** START OF Records supplied **

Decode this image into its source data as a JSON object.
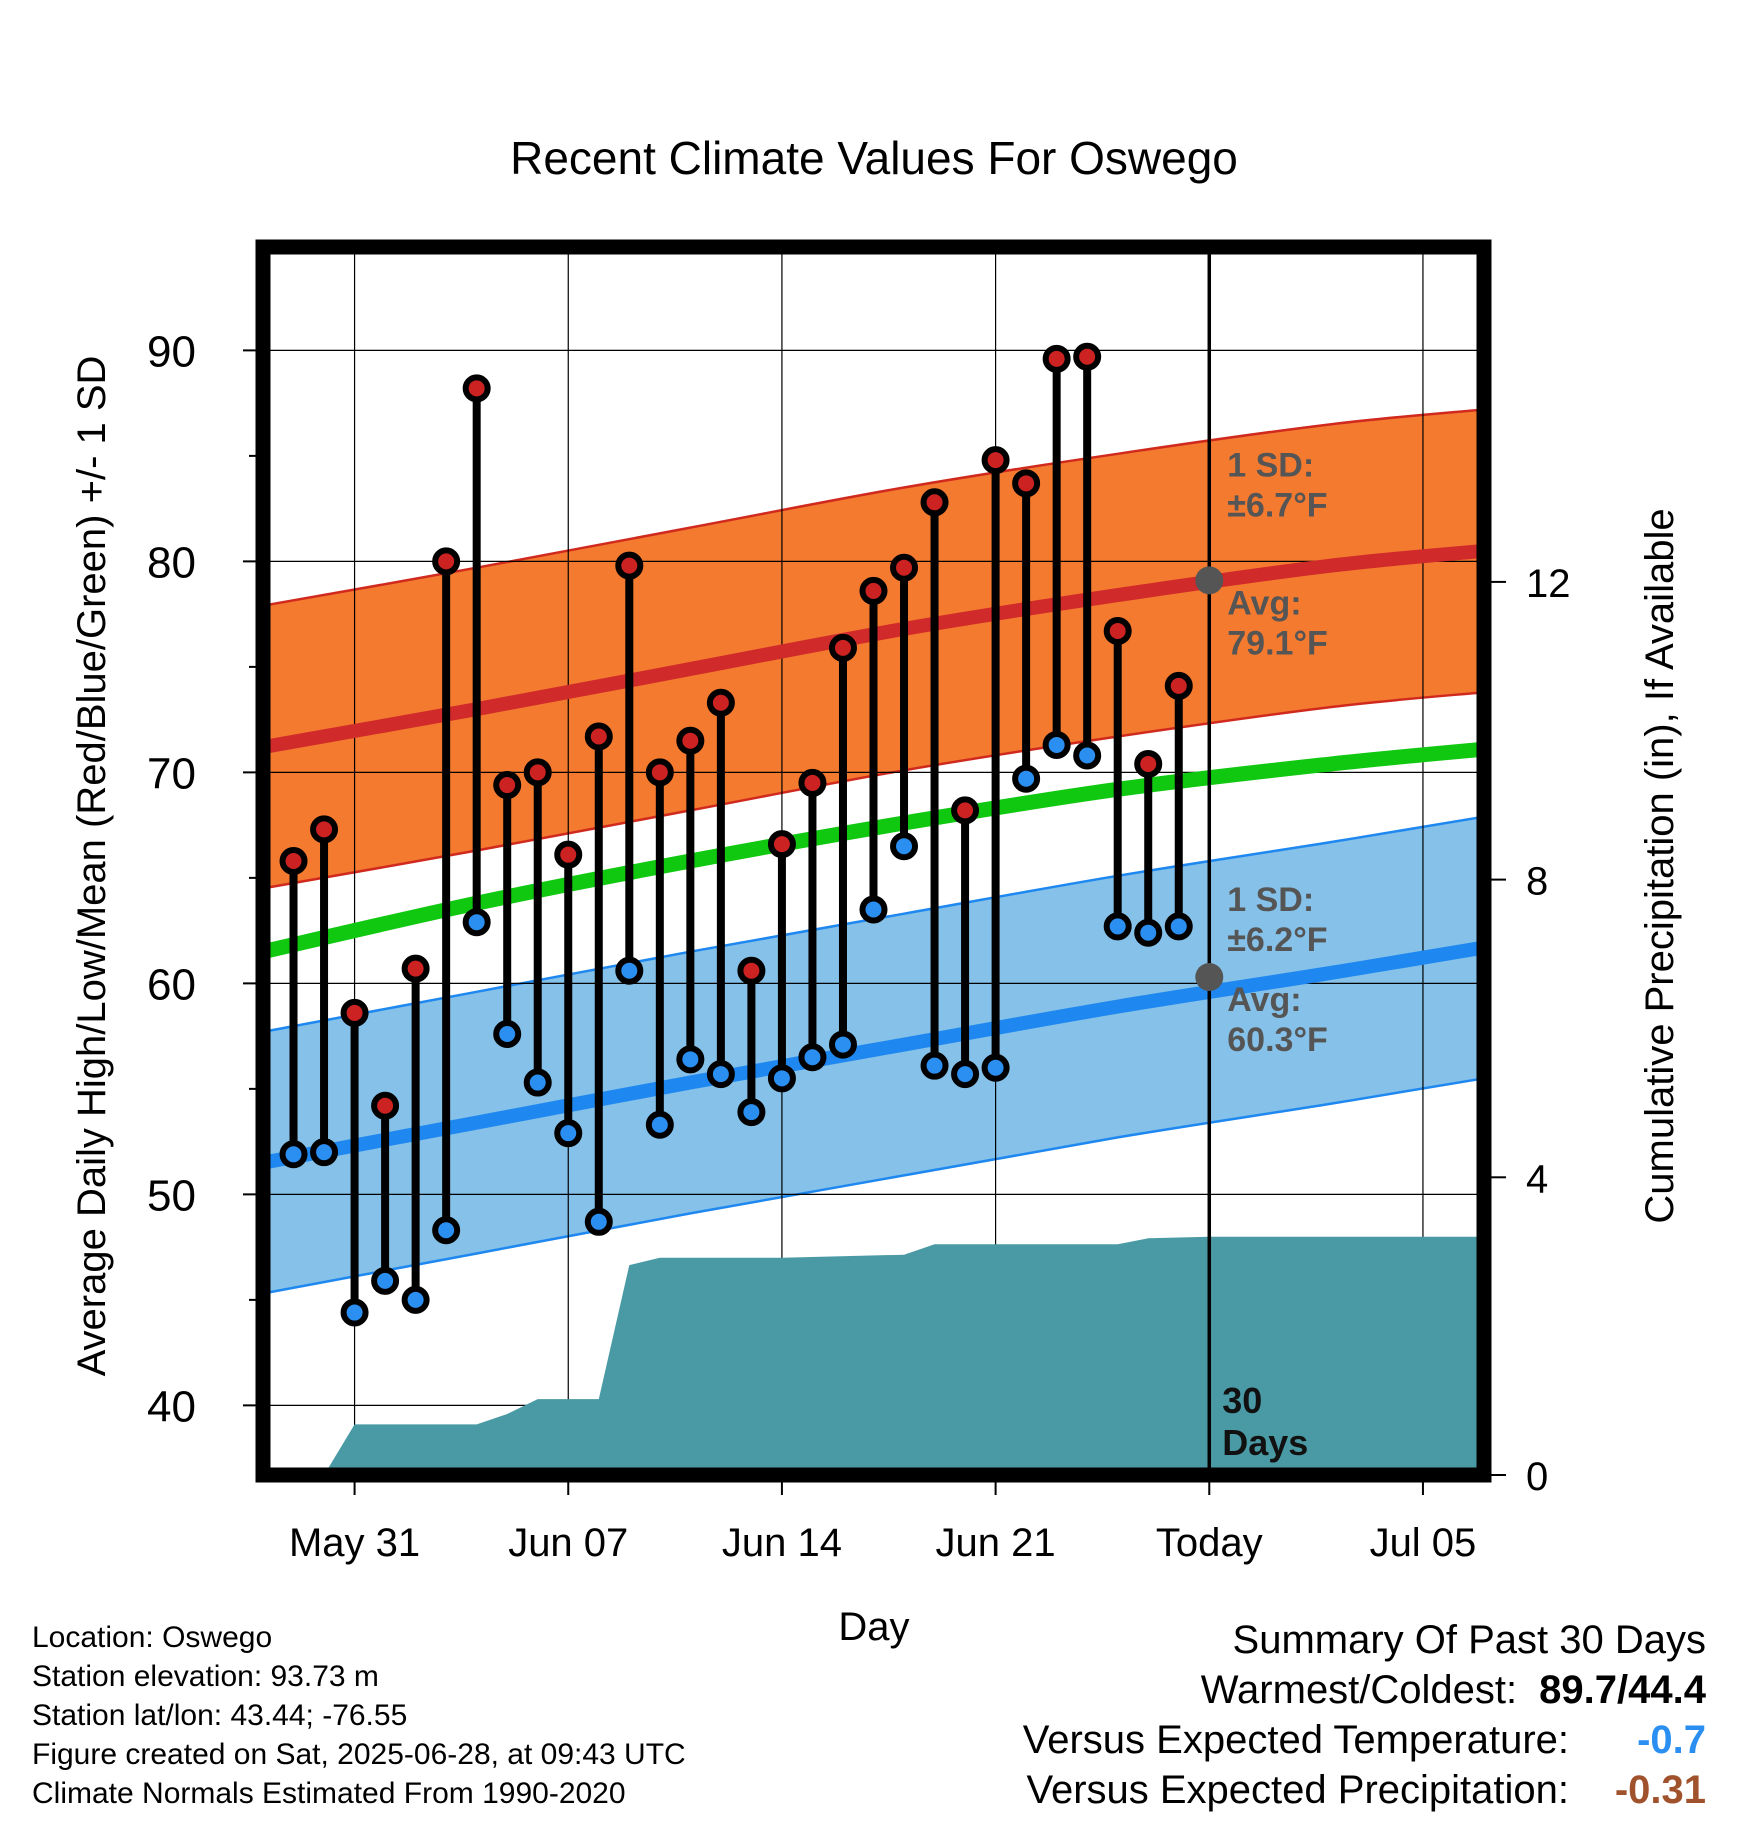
{
  "chart_data": {
    "type": "line",
    "title": "Recent Climate Values For Oswego",
    "xlabel": "Day",
    "ylabel": "Average Daily High/Low/Mean (Red/Blue/Green) +/- 1 SD",
    "y2label": "Cumulative Precipitation (in), If Available",
    "x_start": "2025-05-28",
    "x_end": "2025-07-07",
    "today": "2025-06-28",
    "ylim": [
      36.7,
      94.9
    ],
    "y2lim": [
      0,
      16.5
    ],
    "x_ticks": [
      {
        "date": "2025-05-31",
        "label": "May 31"
      },
      {
        "date": "2025-06-07",
        "label": "Jun 07"
      },
      {
        "date": "2025-06-14",
        "label": "Jun 14"
      },
      {
        "date": "2025-06-21",
        "label": "Jun 21"
      },
      {
        "date": "2025-06-28",
        "label": "Today"
      },
      {
        "date": "2025-07-05",
        "label": "Jul 05"
      }
    ],
    "y_ticks": [
      40,
      50,
      60,
      70,
      80,
      90
    ],
    "y2_ticks": [
      0,
      4,
      8,
      12
    ],
    "grid": true,
    "normals": {
      "dates": [
        "2025-05-28",
        "2025-06-04",
        "2025-06-11",
        "2025-06-18",
        "2025-06-25",
        "2025-07-02",
        "2025-07-07"
      ],
      "high_avg": [
        71.2,
        73.0,
        74.9,
        76.8,
        78.4,
        79.8,
        80.5
      ],
      "low_avg": [
        51.5,
        53.4,
        55.3,
        57.1,
        58.9,
        60.5,
        61.7
      ],
      "mean_avg": [
        61.5,
        63.8,
        65.8,
        67.6,
        69.2,
        70.4,
        71.1
      ],
      "high_sd": 6.7,
      "low_sd": 6.2
    },
    "series": [
      {
        "name": "High",
        "color": "#cc2222",
        "values": [
          {
            "x": "2025-05-29",
            "y": 65.8
          },
          {
            "x": "2025-05-30",
            "y": 67.3
          },
          {
            "x": "2025-05-31",
            "y": 58.6
          },
          {
            "x": "2025-06-01",
            "y": 54.2
          },
          {
            "x": "2025-06-02",
            "y": 60.7
          },
          {
            "x": "2025-06-03",
            "y": 80.0
          },
          {
            "x": "2025-06-04",
            "y": 88.2
          },
          {
            "x": "2025-06-05",
            "y": 69.4
          },
          {
            "x": "2025-06-06",
            "y": 70.0
          },
          {
            "x": "2025-06-07",
            "y": 66.1
          },
          {
            "x": "2025-06-08",
            "y": 71.7
          },
          {
            "x": "2025-06-09",
            "y": 79.8
          },
          {
            "x": "2025-06-10",
            "y": 70.0
          },
          {
            "x": "2025-06-11",
            "y": 71.5
          },
          {
            "x": "2025-06-12",
            "y": 73.3
          },
          {
            "x": "2025-06-13",
            "y": 60.6
          },
          {
            "x": "2025-06-14",
            "y": 66.6
          },
          {
            "x": "2025-06-15",
            "y": 69.5
          },
          {
            "x": "2025-06-16",
            "y": 75.9
          },
          {
            "x": "2025-06-17",
            "y": 78.6
          },
          {
            "x": "2025-06-18",
            "y": 79.7
          },
          {
            "x": "2025-06-19",
            "y": 82.8
          },
          {
            "x": "2025-06-20",
            "y": 68.2
          },
          {
            "x": "2025-06-21",
            "y": 84.8
          },
          {
            "x": "2025-06-22",
            "y": 83.7
          },
          {
            "x": "2025-06-23",
            "y": 89.6
          },
          {
            "x": "2025-06-24",
            "y": 89.7
          },
          {
            "x": "2025-06-25",
            "y": 76.7
          },
          {
            "x": "2025-06-26",
            "y": 70.4
          },
          {
            "x": "2025-06-27",
            "y": 74.1
          }
        ]
      },
      {
        "name": "Low",
        "color": "#2a8ff0",
        "values": [
          {
            "x": "2025-05-29",
            "y": 51.9
          },
          {
            "x": "2025-05-30",
            "y": 52.0
          },
          {
            "x": "2025-05-31",
            "y": 44.4
          },
          {
            "x": "2025-06-01",
            "y": 45.9
          },
          {
            "x": "2025-06-02",
            "y": 45.0
          },
          {
            "x": "2025-06-03",
            "y": 48.3
          },
          {
            "x": "2025-06-04",
            "y": 62.9
          },
          {
            "x": "2025-06-05",
            "y": 57.6
          },
          {
            "x": "2025-06-06",
            "y": 55.3
          },
          {
            "x": "2025-06-07",
            "y": 52.9
          },
          {
            "x": "2025-06-08",
            "y": 48.7
          },
          {
            "x": "2025-06-09",
            "y": 60.6
          },
          {
            "x": "2025-06-10",
            "y": 53.3
          },
          {
            "x": "2025-06-11",
            "y": 56.4
          },
          {
            "x": "2025-06-12",
            "y": 55.7
          },
          {
            "x": "2025-06-13",
            "y": 53.9
          },
          {
            "x": "2025-06-14",
            "y": 55.5
          },
          {
            "x": "2025-06-15",
            "y": 56.5
          },
          {
            "x": "2025-06-16",
            "y": 57.1
          },
          {
            "x": "2025-06-17",
            "y": 63.5
          },
          {
            "x": "2025-06-18",
            "y": 66.5
          },
          {
            "x": "2025-06-19",
            "y": 56.1
          },
          {
            "x": "2025-06-20",
            "y": 55.7
          },
          {
            "x": "2025-06-21",
            "y": 56.0
          },
          {
            "x": "2025-06-22",
            "y": 69.7
          },
          {
            "x": "2025-06-23",
            "y": 71.3
          },
          {
            "x": "2025-06-24",
            "y": 70.8
          },
          {
            "x": "2025-06-25",
            "y": 62.7
          },
          {
            "x": "2025-06-26",
            "y": 62.4
          },
          {
            "x": "2025-06-27",
            "y": 62.7
          }
        ]
      }
    ],
    "precipitation": {
      "color": "#4a9aa5",
      "dates": [
        "2025-05-30",
        "2025-05-31",
        "2025-06-01",
        "2025-06-02",
        "2025-06-03",
        "2025-06-04",
        "2025-06-05",
        "2025-06-06",
        "2025-06-07",
        "2025-06-08",
        "2025-06-09",
        "2025-06-10",
        "2025-06-14",
        "2025-06-18",
        "2025-06-19",
        "2025-06-24",
        "2025-06-25",
        "2025-06-26",
        "2025-06-28",
        "2025-07-07"
      ],
      "values": [
        0,
        0.68,
        0.68,
        0.68,
        0.68,
        0.68,
        0.82,
        1.02,
        1.02,
        1.02,
        2.82,
        2.92,
        2.92,
        2.96,
        3.1,
        3.1,
        3.1,
        3.18,
        3.2,
        3.2
      ]
    },
    "annotations": {
      "high_sd_title": "1 SD:",
      "high_sd_value": "±6.7°F",
      "high_avg_title": "Avg:",
      "high_avg_value": "79.1°F",
      "low_sd_title": "1 SD:",
      "low_sd_value": "±6.2°F",
      "low_avg_title": "Avg:",
      "low_avg_value": "60.3°F",
      "window_line1": "30",
      "window_line2": "Days"
    },
    "today_high_avg": 79.1,
    "today_low_avg": 60.3
  },
  "footer": {
    "location": "Location: Oswego",
    "elevation": "Station elevation: 93.73 m",
    "latlon": "Station lat/lon: 43.44; -76.55",
    "created": "Figure created on Sat, 2025-06-28, at 09:43 UTC",
    "normals": "Climate Normals Estimated From 1990-2020"
  },
  "summary": {
    "title": "Summary Of Past 30 Days",
    "warmest_label": "Warmest/Coldest:",
    "warmest_high": "89.7",
    "slash": "/",
    "warmest_low": "44.4",
    "temp_label": "Versus Expected Temperature:",
    "temp_value": "-0.7",
    "temp_color": "#2a8ff0",
    "precip_label": "Versus Expected Precipitation:",
    "precip_value": "-0.31",
    "precip_color": "#a0522d"
  }
}
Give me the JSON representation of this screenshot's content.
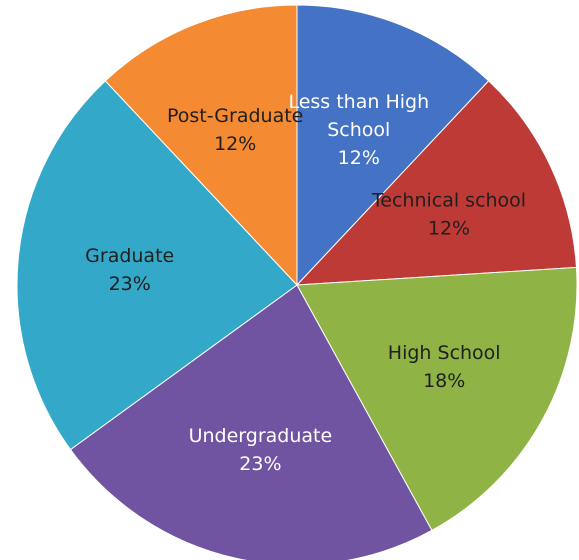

** END OF Records supplied **

Problem details
Go through the listing above and return every line where the word "Versus" occurs.

Solution
    "temp_label": "Versus Expected Temperature:",
    "precip_label": "Versus Expected Precipitation:",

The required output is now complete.